§ **Excerpt provided**:
A recent report of the same study looking at a subgroup of women shows similar findings, as consumption of at least five servings per week of nuts or peanut butter was significantly associated with a lower risk of cardiovascular disease, with a relative risk of 0.56. 38 Research shows that moderate-fat diets that contain peanuts elicit a more favorable lipid profile after maintenance of weight loss compared to low-fat diets. 39
In a recent well-controlled 30-week intervention study, researchers examined the effects of peanut consumption on blood lipids in healthy adults. 40 They found that daily peanut consumption resulted in significant reductions in total cholesterol and triglycerides. Maintaining healthy levels of cholesterol and triglycerides are important variables for cardiovascular health. 41
According to Purdue researcher, Dr. Richard Mattes, “Peanuts are the most widely consumed nut in this country. They are a rich source of monounsaturated fatty acids, magnesium, folate, vitamin E, copper, arginine, and fiber, all of which have cardiovascular disease risk-reducing properties.”
In a study published in the Journal of the American College of Nutrition, Mattes found that regular peanut consumption “lowers blood triglycerides and augments consumption of nutrients associated with reduced cardiovascular risk.” 42
“Peanuts are often viewed as unhealthy because they are high in fat,” says Mattes. “But peanuts are rich in the types of fats that actually reduce cardiovascular disease risk and have strong satiety properties—meaning a person feels full after eating peanuts—so they do not pose a threat of weight gain. People can feel comfortable including them in their diets to take advantage of peanuts’ reducing the risk of heart disease, without adding to body weight. We have learned that regular peanut consumption lowers triglyceride levels by as much as 24%—even in the group where peanuts were added to regular dietary intake. We also saw no significant change in body weight, despite adding 500 calories of peanuts a day for eight weeks.”

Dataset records
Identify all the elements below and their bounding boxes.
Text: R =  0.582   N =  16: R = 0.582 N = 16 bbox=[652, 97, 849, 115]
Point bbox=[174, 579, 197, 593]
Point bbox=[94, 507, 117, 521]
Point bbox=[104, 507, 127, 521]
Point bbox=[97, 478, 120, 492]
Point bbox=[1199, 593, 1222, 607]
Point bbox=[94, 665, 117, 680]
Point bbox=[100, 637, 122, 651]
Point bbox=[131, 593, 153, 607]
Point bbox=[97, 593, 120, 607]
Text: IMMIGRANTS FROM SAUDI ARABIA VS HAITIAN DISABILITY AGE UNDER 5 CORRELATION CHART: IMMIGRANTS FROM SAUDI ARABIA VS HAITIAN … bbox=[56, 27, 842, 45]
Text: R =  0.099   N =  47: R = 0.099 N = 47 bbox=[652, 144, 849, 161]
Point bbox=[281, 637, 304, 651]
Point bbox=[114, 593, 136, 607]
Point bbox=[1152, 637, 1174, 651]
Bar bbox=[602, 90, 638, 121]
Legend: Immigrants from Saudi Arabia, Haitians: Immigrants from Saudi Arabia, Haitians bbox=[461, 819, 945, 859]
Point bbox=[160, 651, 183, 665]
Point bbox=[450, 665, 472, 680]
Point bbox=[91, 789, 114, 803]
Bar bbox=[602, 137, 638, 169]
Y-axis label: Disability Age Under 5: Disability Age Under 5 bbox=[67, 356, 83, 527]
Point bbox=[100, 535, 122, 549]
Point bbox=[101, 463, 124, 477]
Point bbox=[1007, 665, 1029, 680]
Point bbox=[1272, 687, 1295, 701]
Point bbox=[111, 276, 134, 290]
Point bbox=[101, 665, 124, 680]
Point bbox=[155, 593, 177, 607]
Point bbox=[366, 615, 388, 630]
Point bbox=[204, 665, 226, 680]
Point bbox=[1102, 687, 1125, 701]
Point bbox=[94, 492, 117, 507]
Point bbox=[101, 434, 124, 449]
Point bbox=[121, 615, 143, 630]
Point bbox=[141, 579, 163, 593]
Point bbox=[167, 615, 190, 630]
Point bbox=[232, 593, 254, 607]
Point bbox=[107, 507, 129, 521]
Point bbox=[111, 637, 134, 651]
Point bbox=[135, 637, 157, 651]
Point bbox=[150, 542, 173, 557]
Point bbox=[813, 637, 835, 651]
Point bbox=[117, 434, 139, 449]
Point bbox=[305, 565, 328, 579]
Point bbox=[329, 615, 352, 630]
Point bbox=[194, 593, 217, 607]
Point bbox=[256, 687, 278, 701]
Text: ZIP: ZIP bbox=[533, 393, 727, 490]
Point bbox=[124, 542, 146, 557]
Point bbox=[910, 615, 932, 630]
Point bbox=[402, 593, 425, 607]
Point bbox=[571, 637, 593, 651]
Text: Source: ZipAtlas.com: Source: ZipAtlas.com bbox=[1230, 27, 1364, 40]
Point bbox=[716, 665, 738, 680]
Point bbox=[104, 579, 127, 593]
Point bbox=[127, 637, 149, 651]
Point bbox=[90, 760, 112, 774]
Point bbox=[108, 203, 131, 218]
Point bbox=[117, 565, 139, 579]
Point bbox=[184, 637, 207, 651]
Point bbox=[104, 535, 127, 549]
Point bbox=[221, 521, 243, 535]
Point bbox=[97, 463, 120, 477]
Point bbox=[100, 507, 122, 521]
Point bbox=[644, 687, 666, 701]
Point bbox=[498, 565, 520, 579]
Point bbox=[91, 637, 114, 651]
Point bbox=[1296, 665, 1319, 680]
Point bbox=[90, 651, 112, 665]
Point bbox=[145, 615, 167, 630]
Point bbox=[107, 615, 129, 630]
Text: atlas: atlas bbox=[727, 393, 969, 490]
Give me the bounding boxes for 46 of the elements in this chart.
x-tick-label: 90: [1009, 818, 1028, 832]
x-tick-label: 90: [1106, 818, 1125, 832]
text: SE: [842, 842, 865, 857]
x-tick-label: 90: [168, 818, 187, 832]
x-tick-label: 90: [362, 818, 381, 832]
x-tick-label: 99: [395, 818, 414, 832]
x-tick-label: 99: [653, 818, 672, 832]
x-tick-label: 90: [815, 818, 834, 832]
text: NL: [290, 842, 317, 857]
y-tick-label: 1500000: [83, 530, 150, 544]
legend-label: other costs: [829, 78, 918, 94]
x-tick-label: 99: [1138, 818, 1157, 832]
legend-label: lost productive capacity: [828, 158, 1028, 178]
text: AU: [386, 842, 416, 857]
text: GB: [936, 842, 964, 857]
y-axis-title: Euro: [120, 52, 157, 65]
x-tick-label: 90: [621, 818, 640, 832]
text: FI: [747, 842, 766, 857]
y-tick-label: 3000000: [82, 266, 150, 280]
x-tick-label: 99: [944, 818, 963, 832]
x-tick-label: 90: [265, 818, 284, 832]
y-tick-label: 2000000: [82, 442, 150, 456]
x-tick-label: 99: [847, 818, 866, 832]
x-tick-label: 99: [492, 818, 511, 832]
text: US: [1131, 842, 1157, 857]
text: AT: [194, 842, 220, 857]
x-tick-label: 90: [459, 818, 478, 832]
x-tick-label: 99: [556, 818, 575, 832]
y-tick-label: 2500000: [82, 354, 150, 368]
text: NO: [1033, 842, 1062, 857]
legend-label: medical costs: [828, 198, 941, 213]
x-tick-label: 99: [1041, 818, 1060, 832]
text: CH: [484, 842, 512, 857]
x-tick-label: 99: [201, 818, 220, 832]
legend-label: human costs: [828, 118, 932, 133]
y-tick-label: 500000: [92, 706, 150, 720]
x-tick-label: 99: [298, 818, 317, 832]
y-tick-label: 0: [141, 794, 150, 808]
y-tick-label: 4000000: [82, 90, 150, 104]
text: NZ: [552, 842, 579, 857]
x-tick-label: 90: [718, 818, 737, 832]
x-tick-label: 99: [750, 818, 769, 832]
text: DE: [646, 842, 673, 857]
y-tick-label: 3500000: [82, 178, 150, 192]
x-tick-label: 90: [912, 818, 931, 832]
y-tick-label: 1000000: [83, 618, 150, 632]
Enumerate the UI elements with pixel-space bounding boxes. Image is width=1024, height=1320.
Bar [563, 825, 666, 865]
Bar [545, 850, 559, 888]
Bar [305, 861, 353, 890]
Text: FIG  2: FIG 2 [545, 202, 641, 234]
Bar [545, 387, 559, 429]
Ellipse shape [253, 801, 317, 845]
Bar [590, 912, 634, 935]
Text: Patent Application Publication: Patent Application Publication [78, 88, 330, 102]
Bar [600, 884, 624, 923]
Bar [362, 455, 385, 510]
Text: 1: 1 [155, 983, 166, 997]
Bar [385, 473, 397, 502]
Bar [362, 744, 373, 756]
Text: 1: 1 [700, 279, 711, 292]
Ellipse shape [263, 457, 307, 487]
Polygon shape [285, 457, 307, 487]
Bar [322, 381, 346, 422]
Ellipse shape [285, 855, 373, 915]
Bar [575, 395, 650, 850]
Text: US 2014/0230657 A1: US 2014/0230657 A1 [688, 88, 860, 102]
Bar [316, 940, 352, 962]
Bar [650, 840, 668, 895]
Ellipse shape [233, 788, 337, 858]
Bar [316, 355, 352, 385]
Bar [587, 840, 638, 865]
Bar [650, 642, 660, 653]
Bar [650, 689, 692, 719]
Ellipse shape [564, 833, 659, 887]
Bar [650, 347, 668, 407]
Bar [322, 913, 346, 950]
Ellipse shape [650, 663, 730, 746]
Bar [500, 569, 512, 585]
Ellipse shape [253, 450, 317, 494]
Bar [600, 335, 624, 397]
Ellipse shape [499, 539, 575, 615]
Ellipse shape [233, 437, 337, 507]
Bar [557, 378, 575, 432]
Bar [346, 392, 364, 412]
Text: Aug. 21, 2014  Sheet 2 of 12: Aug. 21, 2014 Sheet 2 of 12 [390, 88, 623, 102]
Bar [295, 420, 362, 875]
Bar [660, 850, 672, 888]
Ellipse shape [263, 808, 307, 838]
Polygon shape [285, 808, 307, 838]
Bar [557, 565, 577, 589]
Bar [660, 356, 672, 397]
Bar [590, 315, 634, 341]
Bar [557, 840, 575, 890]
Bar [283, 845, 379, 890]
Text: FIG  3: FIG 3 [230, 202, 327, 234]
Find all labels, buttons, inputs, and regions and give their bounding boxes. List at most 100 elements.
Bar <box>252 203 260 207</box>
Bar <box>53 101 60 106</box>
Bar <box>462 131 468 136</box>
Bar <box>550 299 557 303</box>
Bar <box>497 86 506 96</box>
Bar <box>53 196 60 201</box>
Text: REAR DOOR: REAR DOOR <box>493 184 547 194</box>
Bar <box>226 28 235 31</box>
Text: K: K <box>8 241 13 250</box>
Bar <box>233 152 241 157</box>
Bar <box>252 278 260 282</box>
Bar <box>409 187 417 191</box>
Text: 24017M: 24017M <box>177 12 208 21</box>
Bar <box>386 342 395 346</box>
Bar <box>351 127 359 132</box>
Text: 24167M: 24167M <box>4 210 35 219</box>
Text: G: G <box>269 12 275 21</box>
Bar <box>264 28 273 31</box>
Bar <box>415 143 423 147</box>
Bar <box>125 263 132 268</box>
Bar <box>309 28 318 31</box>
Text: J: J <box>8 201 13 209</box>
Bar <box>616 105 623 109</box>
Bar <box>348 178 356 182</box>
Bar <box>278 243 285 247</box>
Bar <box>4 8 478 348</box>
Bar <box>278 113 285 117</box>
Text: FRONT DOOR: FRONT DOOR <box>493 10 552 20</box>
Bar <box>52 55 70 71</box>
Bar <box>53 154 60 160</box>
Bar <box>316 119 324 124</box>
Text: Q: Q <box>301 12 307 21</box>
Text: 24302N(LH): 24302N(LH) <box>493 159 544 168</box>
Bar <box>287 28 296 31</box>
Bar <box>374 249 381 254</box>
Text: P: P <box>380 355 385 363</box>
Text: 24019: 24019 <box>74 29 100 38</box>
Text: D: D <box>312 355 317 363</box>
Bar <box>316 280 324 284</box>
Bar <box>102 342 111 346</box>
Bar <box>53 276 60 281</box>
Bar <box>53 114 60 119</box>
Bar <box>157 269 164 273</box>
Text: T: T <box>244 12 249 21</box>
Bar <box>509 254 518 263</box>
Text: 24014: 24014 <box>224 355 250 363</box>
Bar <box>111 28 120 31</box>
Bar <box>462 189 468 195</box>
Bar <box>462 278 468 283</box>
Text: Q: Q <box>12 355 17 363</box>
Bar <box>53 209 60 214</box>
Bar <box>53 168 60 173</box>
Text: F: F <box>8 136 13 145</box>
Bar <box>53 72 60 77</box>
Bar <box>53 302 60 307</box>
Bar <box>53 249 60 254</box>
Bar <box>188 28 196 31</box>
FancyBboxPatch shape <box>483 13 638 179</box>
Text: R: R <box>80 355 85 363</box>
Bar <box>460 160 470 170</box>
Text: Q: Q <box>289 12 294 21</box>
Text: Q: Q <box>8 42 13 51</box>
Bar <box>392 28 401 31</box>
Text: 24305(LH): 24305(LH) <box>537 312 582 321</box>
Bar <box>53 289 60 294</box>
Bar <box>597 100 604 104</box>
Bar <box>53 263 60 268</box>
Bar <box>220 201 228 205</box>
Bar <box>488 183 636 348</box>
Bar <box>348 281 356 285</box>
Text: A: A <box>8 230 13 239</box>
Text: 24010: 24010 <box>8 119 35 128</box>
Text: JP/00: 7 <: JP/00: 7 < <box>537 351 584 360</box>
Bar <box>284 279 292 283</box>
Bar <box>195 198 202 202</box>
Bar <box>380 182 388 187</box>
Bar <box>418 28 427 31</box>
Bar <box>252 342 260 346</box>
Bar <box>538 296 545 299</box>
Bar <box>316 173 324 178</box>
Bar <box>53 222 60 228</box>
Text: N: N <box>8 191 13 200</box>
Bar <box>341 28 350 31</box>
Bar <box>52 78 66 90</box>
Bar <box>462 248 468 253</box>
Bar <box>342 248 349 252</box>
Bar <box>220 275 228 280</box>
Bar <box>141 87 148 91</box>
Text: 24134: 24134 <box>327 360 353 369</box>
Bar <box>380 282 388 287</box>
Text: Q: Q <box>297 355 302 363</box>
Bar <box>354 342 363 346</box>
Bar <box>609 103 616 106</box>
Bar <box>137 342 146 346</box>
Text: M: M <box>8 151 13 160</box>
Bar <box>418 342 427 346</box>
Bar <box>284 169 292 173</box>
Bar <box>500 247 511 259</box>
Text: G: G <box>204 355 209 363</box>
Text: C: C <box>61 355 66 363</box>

§ **Problems to solve**:
• A. Answer these from the excerpt on peanuts and heart health:
(i) What relative risk of cardiovascular disease was reported for women who ate at least five servings per week of nuts or peanut butter?
(ii) How many weeks did the intervention study on peanut consumption and blood lipids in healthy adults last?
(iii) According to Mattes, by how much can regular peanut consumption lower triglyceride levels?
• B. Write the next part of the excerpt on peanuts and heart health, picking up after its final sentence.

§ **Answers by item number**:
• A.
(i) 0.56
(ii) 30 weeks
(iii) By as much as 24%

• B.
Where did those calories go? According to research from Mattes and others, there are three potential answers:
- Peanuts have a high satiety value, and that feeling of being full reduces the amount a person eats.
- Peanuts trigger an increase in people’s resting metabolic rate.
- People don’t chew nuts well, so people’s bodies fail to absorb a portion of nuts’ caloric energy.
Is Peanut Butter Good For You? Moderation is Key
When I am asked “Is Peanut Butter Good For You”, I usually respond with “in moderation.”
Generally speaking, peanuts and peanut butter can be included as part of an overall healthy diet. Obviously, there are exceptions. For instance, peanut allergy is one of the most common food allergies, in which case peanuts can cause a severe, potentially fatal, reaction. It goes without saying that peanuts should be completely avoided in those cases.
For the overwhelming majority of folks, peanuts and peanut butter (along with tree nuts) may provide numerous health benefits. Having said that, peanuts are not synonymous with peanut butter. Most commercially-available peanut butter contains added sugar, salt, and fat. With that in mind, when choosing peanut butter, it’s best to opt for natural (preferably organic) peanut butter made only with peanuts and no other added ingredients.